> YOUR TASK:
Copy out the entries in full and with complete accuracy; pictures are excluded.
— Begin DATA SECTION —
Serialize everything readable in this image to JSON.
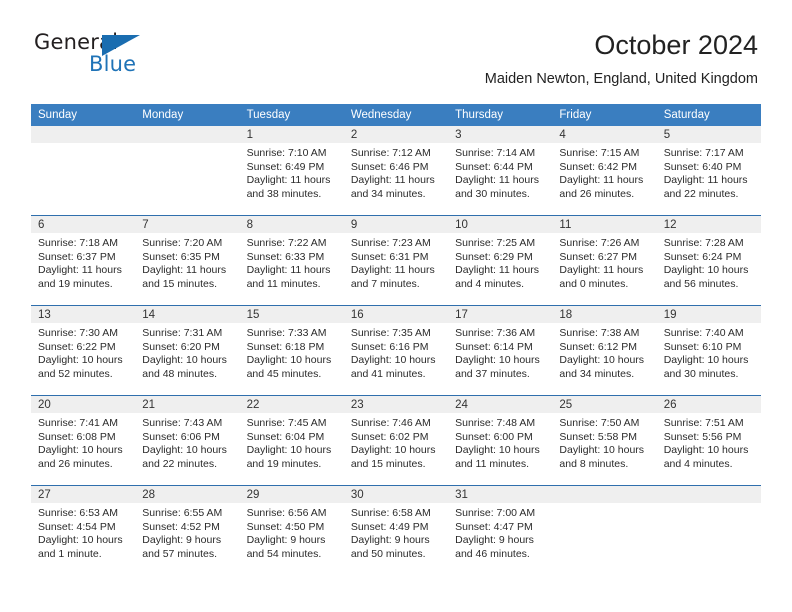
{
  "brand": {
    "name_part1": "General",
    "name_part2": "Blue",
    "logo_icon": "blue-triangle-logo"
  },
  "header": {
    "title": "October 2024",
    "location": "Maiden Newton, England, United Kingdom"
  },
  "colors": {
    "header_blue": "#3a7ec0",
    "row_divider_blue": "#2f6fad",
    "daynum_band": "#efefef",
    "brand_blue": "#1f73b7",
    "text": "#222222"
  },
  "weekday_headers": [
    "Sunday",
    "Monday",
    "Tuesday",
    "Wednesday",
    "Thursday",
    "Friday",
    "Saturday"
  ],
  "weeks": [
    [
      {
        "day": "",
        "sunrise": "",
        "sunset": "",
        "daylight": "",
        "empty": true
      },
      {
        "day": "",
        "sunrise": "",
        "sunset": "",
        "daylight": "",
        "empty": true
      },
      {
        "day": "1",
        "sunrise": "Sunrise: 7:10 AM",
        "sunset": "Sunset: 6:49 PM",
        "daylight": "Daylight: 11 hours and 38 minutes.",
        "empty": false
      },
      {
        "day": "2",
        "sunrise": "Sunrise: 7:12 AM",
        "sunset": "Sunset: 6:46 PM",
        "daylight": "Daylight: 11 hours and 34 minutes.",
        "empty": false
      },
      {
        "day": "3",
        "sunrise": "Sunrise: 7:14 AM",
        "sunset": "Sunset: 6:44 PM",
        "daylight": "Daylight: 11 hours and 30 minutes.",
        "empty": false
      },
      {
        "day": "4",
        "sunrise": "Sunrise: 7:15 AM",
        "sunset": "Sunset: 6:42 PM",
        "daylight": "Daylight: 11 hours and 26 minutes.",
        "empty": false
      },
      {
        "day": "5",
        "sunrise": "Sunrise: 7:17 AM",
        "sunset": "Sunset: 6:40 PM",
        "daylight": "Daylight: 11 hours and 22 minutes.",
        "empty": false
      }
    ],
    [
      {
        "day": "6",
        "sunrise": "Sunrise: 7:18 AM",
        "sunset": "Sunset: 6:37 PM",
        "daylight": "Daylight: 11 hours and 19 minutes.",
        "empty": false
      },
      {
        "day": "7",
        "sunrise": "Sunrise: 7:20 AM",
        "sunset": "Sunset: 6:35 PM",
        "daylight": "Daylight: 11 hours and 15 minutes.",
        "empty": false
      },
      {
        "day": "8",
        "sunrise": "Sunrise: 7:22 AM",
        "sunset": "Sunset: 6:33 PM",
        "daylight": "Daylight: 11 hours and 11 minutes.",
        "empty": false
      },
      {
        "day": "9",
        "sunrise": "Sunrise: 7:23 AM",
        "sunset": "Sunset: 6:31 PM",
        "daylight": "Daylight: 11 hours and 7 minutes.",
        "empty": false
      },
      {
        "day": "10",
        "sunrise": "Sunrise: 7:25 AM",
        "sunset": "Sunset: 6:29 PM",
        "daylight": "Daylight: 11 hours and 4 minutes.",
        "empty": false
      },
      {
        "day": "11",
        "sunrise": "Sunrise: 7:26 AM",
        "sunset": "Sunset: 6:27 PM",
        "daylight": "Daylight: 11 hours and 0 minutes.",
        "empty": false
      },
      {
        "day": "12",
        "sunrise": "Sunrise: 7:28 AM",
        "sunset": "Sunset: 6:24 PM",
        "daylight": "Daylight: 10 hours and 56 minutes.",
        "empty": false
      }
    ],
    [
      {
        "day": "13",
        "sunrise": "Sunrise: 7:30 AM",
        "sunset": "Sunset: 6:22 PM",
        "daylight": "Daylight: 10 hours and 52 minutes.",
        "empty": false
      },
      {
        "day": "14",
        "sunrise": "Sunrise: 7:31 AM",
        "sunset": "Sunset: 6:20 PM",
        "daylight": "Daylight: 10 hours and 48 minutes.",
        "empty": false
      },
      {
        "day": "15",
        "sunrise": "Sunrise: 7:33 AM",
        "sunset": "Sunset: 6:18 PM",
        "daylight": "Daylight: 10 hours and 45 minutes.",
        "empty": false
      },
      {
        "day": "16",
        "sunrise": "Sunrise: 7:35 AM",
        "sunset": "Sunset: 6:16 PM",
        "daylight": "Daylight: 10 hours and 41 minutes.",
        "empty": false
      },
      {
        "day": "17",
        "sunrise": "Sunrise: 7:36 AM",
        "sunset": "Sunset: 6:14 PM",
        "daylight": "Daylight: 10 hours and 37 minutes.",
        "empty": false
      },
      {
        "day": "18",
        "sunrise": "Sunrise: 7:38 AM",
        "sunset": "Sunset: 6:12 PM",
        "daylight": "Daylight: 10 hours and 34 minutes.",
        "empty": false
      },
      {
        "day": "19",
        "sunrise": "Sunrise: 7:40 AM",
        "sunset": "Sunset: 6:10 PM",
        "daylight": "Daylight: 10 hours and 30 minutes.",
        "empty": false
      }
    ],
    [
      {
        "day": "20",
        "sunrise": "Sunrise: 7:41 AM",
        "sunset": "Sunset: 6:08 PM",
        "daylight": "Daylight: 10 hours and 26 minutes.",
        "empty": false
      },
      {
        "day": "21",
        "sunrise": "Sunrise: 7:43 AM",
        "sunset": "Sunset: 6:06 PM",
        "daylight": "Daylight: 10 hours and 22 minutes.",
        "empty": false
      },
      {
        "day": "22",
        "sunrise": "Sunrise: 7:45 AM",
        "sunset": "Sunset: 6:04 PM",
        "daylight": "Daylight: 10 hours and 19 minutes.",
        "empty": false
      },
      {
        "day": "23",
        "sunrise": "Sunrise: 7:46 AM",
        "sunset": "Sunset: 6:02 PM",
        "daylight": "Daylight: 10 hours and 15 minutes.",
        "empty": false
      },
      {
        "day": "24",
        "sunrise": "Sunrise: 7:48 AM",
        "sunset": "Sunset: 6:00 PM",
        "daylight": "Daylight: 10 hours and 11 minutes.",
        "empty": false
      },
      {
        "day": "25",
        "sunrise": "Sunrise: 7:50 AM",
        "sunset": "Sunset: 5:58 PM",
        "daylight": "Daylight: 10 hours and 8 minutes.",
        "empty": false
      },
      {
        "day": "26",
        "sunrise": "Sunrise: 7:51 AM",
        "sunset": "Sunset: 5:56 PM",
        "daylight": "Daylight: 10 hours and 4 minutes.",
        "empty": false
      }
    ],
    [
      {
        "day": "27",
        "sunrise": "Sunrise: 6:53 AM",
        "sunset": "Sunset: 4:54 PM",
        "daylight": "Daylight: 10 hours and 1 minute.",
        "empty": false
      },
      {
        "day": "28",
        "sunrise": "Sunrise: 6:55 AM",
        "sunset": "Sunset: 4:52 PM",
        "daylight": "Daylight: 9 hours and 57 minutes.",
        "empty": false
      },
      {
        "day": "29",
        "sunrise": "Sunrise: 6:56 AM",
        "sunset": "Sunset: 4:50 PM",
        "daylight": "Daylight: 9 hours and 54 minutes.",
        "empty": false
      },
      {
        "day": "30",
        "sunrise": "Sunrise: 6:58 AM",
        "sunset": "Sunset: 4:49 PM",
        "daylight": "Daylight: 9 hours and 50 minutes.",
        "empty": false
      },
      {
        "day": "31",
        "sunrise": "Sunrise: 7:00 AM",
        "sunset": "Sunset: 4:47 PM",
        "daylight": "Daylight: 9 hours and 46 minutes.",
        "empty": false
      },
      {
        "day": "",
        "sunrise": "",
        "sunset": "",
        "daylight": "",
        "empty": true
      },
      {
        "day": "",
        "sunrise": "",
        "sunset": "",
        "daylight": "",
        "empty": true
      }
    ]
  ]
}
— End DATA SECTION —
> WRITTEN REPLY:
Serialize everything readable in this image to JSON.
{
  "brand": {
    "name_part1": "General",
    "name_part2": "Blue",
    "logo_icon": "blue-triangle-logo"
  },
  "header": {
    "title": "October 2024",
    "location": "Maiden Newton, England, United Kingdom"
  },
  "colors": {
    "header_blue": "#3a7ec0",
    "row_divider_blue": "#2f6fad",
    "daynum_band": "#efefef",
    "brand_blue": "#1f73b7",
    "text": "#222222"
  },
  "weekday_headers": [
    "Sunday",
    "Monday",
    "Tuesday",
    "Wednesday",
    "Thursday",
    "Friday",
    "Saturday"
  ],
  "weeks": [
    [
      {
        "day": "",
        "sunrise": "",
        "sunset": "",
        "daylight": "",
        "empty": true
      },
      {
        "day": "",
        "sunrise": "",
        "sunset": "",
        "daylight": "",
        "empty": true
      },
      {
        "day": "1",
        "sunrise": "Sunrise: 7:10 AM",
        "sunset": "Sunset: 6:49 PM",
        "daylight": "Daylight: 11 hours and 38 minutes.",
        "empty": false
      },
      {
        "day": "2",
        "sunrise": "Sunrise: 7:12 AM",
        "sunset": "Sunset: 6:46 PM",
        "daylight": "Daylight: 11 hours and 34 minutes.",
        "empty": false
      },
      {
        "day": "3",
        "sunrise": "Sunrise: 7:14 AM",
        "sunset": "Sunset: 6:44 PM",
        "daylight": "Daylight: 11 hours and 30 minutes.",
        "empty": false
      },
      {
        "day": "4",
        "sunrise": "Sunrise: 7:15 AM",
        "sunset": "Sunset: 6:42 PM",
        "daylight": "Daylight: 11 hours and 26 minutes.",
        "empty": false
      },
      {
        "day": "5",
        "sunrise": "Sunrise: 7:17 AM",
        "sunset": "Sunset: 6:40 PM",
        "daylight": "Daylight: 11 hours and 22 minutes.",
        "empty": false
      }
    ],
    [
      {
        "day": "6",
        "sunrise": "Sunrise: 7:18 AM",
        "sunset": "Sunset: 6:37 PM",
        "daylight": "Daylight: 11 hours and 19 minutes.",
        "empty": false
      },
      {
        "day": "7",
        "sunrise": "Sunrise: 7:20 AM",
        "sunset": "Sunset: 6:35 PM",
        "daylight": "Daylight: 11 hours and 15 minutes.",
        "empty": false
      },
      {
        "day": "8",
        "sunrise": "Sunrise: 7:22 AM",
        "sunset": "Sunset: 6:33 PM",
        "daylight": "Daylight: 11 hours and 11 minutes.",
        "empty": false
      },
      {
        "day": "9",
        "sunrise": "Sunrise: 7:23 AM",
        "sunset": "Sunset: 6:31 PM",
        "daylight": "Daylight: 11 hours and 7 minutes.",
        "empty": false
      },
      {
        "day": "10",
        "sunrise": "Sunrise: 7:25 AM",
        "sunset": "Sunset: 6:29 PM",
        "daylight": "Daylight: 11 hours and 4 minutes.",
        "empty": false
      },
      {
        "day": "11",
        "sunrise": "Sunrise: 7:26 AM",
        "sunset": "Sunset: 6:27 PM",
        "daylight": "Daylight: 11 hours and 0 minutes.",
        "empty": false
      },
      {
        "day": "12",
        "sunrise": "Sunrise: 7:28 AM",
        "sunset": "Sunset: 6:24 PM",
        "daylight": "Daylight: 10 hours and 56 minutes.",
        "empty": false
      }
    ],
    [
      {
        "day": "13",
        "sunrise": "Sunrise: 7:30 AM",
        "sunset": "Sunset: 6:22 PM",
        "daylight": "Daylight: 10 hours and 52 minutes.",
        "empty": false
      },
      {
        "day": "14",
        "sunrise": "Sunrise: 7:31 AM",
        "sunset": "Sunset: 6:20 PM",
        "daylight": "Daylight: 10 hours and 48 minutes.",
        "empty": false
      },
      {
        "day": "15",
        "sunrise": "Sunrise: 7:33 AM",
        "sunset": "Sunset: 6:18 PM",
        "daylight": "Daylight: 10 hours and 45 minutes.",
        "empty": false
      },
      {
        "day": "16",
        "sunrise": "Sunrise: 7:35 AM",
        "sunset": "Sunset: 6:16 PM",
        "daylight": "Daylight: 10 hours and 41 minutes.",
        "empty": false
      },
      {
        "day": "17",
        "sunrise": "Sunrise: 7:36 AM",
        "sunset": "Sunset: 6:14 PM",
        "daylight": "Daylight: 10 hours and 37 minutes.",
        "empty": false
      },
      {
        "day": "18",
        "sunrise": "Sunrise: 7:38 AM",
        "sunset": "Sunset: 6:12 PM",
        "daylight": "Daylight: 10 hours and 34 minutes.",
        "empty": false
      },
      {
        "day": "19",
        "sunrise": "Sunrise: 7:40 AM",
        "sunset": "Sunset: 6:10 PM",
        "daylight": "Daylight: 10 hours and 30 minutes.",
        "empty": false
      }
    ],
    [
      {
        "day": "20",
        "sunrise": "Sunrise: 7:41 AM",
        "sunset": "Sunset: 6:08 PM",
        "daylight": "Daylight: 10 hours and 26 minutes.",
        "empty": false
      },
      {
        "day": "21",
        "sunrise": "Sunrise: 7:43 AM",
        "sunset": "Sunset: 6:06 PM",
        "daylight": "Daylight: 10 hours and 22 minutes.",
        "empty": false
      },
      {
        "day": "22",
        "sunrise": "Sunrise: 7:45 AM",
        "sunset": "Sunset: 6:04 PM",
        "daylight": "Daylight: 10 hours and 19 minutes.",
        "empty": false
      },
      {
        "day": "23",
        "sunrise": "Sunrise: 7:46 AM",
        "sunset": "Sunset: 6:02 PM",
        "daylight": "Daylight: 10 hours and 15 minutes.",
        "empty": false
      },
      {
        "day": "24",
        "sunrise": "Sunrise: 7:48 AM",
        "sunset": "Sunset: 6:00 PM",
        "daylight": "Daylight: 10 hours and 11 minutes.",
        "empty": false
      },
      {
        "day": "25",
        "sunrise": "Sunrise: 7:50 AM",
        "sunset": "Sunset: 5:58 PM",
        "daylight": "Daylight: 10 hours and 8 minutes.",
        "empty": false
      },
      {
        "day": "26",
        "sunrise": "Sunrise: 7:51 AM",
        "sunset": "Sunset: 5:56 PM",
        "daylight": "Daylight: 10 hours and 4 minutes.",
        "empty": false
      }
    ],
    [
      {
        "day": "27",
        "sunrise": "Sunrise: 6:53 AM",
        "sunset": "Sunset: 4:54 PM",
        "daylight": "Daylight: 10 hours and 1 minute.",
        "empty": false
      },
      {
        "day": "28",
        "sunrise": "Sunrise: 6:55 AM",
        "sunset": "Sunset: 4:52 PM",
        "daylight": "Daylight: 9 hours and 57 minutes.",
        "empty": false
      },
      {
        "day": "29",
        "sunrise": "Sunrise: 6:56 AM",
        "sunset": "Sunset: 4:50 PM",
        "daylight": "Daylight: 9 hours and 54 minutes.",
        "empty": false
      },
      {
        "day": "30",
        "sunrise": "Sunrise: 6:58 AM",
        "sunset": "Sunset: 4:49 PM",
        "daylight": "Daylight: 9 hours and 50 minutes.",
        "empty": false
      },
      {
        "day": "31",
        "sunrise": "Sunrise: 7:00 AM",
        "sunset": "Sunset: 4:47 PM",
        "daylight": "Daylight: 9 hours and 46 minutes.",
        "empty": false
      },
      {
        "day": "",
        "sunrise": "",
        "sunset": "",
        "daylight": "",
        "empty": true
      },
      {
        "day": "",
        "sunrise": "",
        "sunset": "",
        "daylight": "",
        "empty": true
      }
    ]
  ]
}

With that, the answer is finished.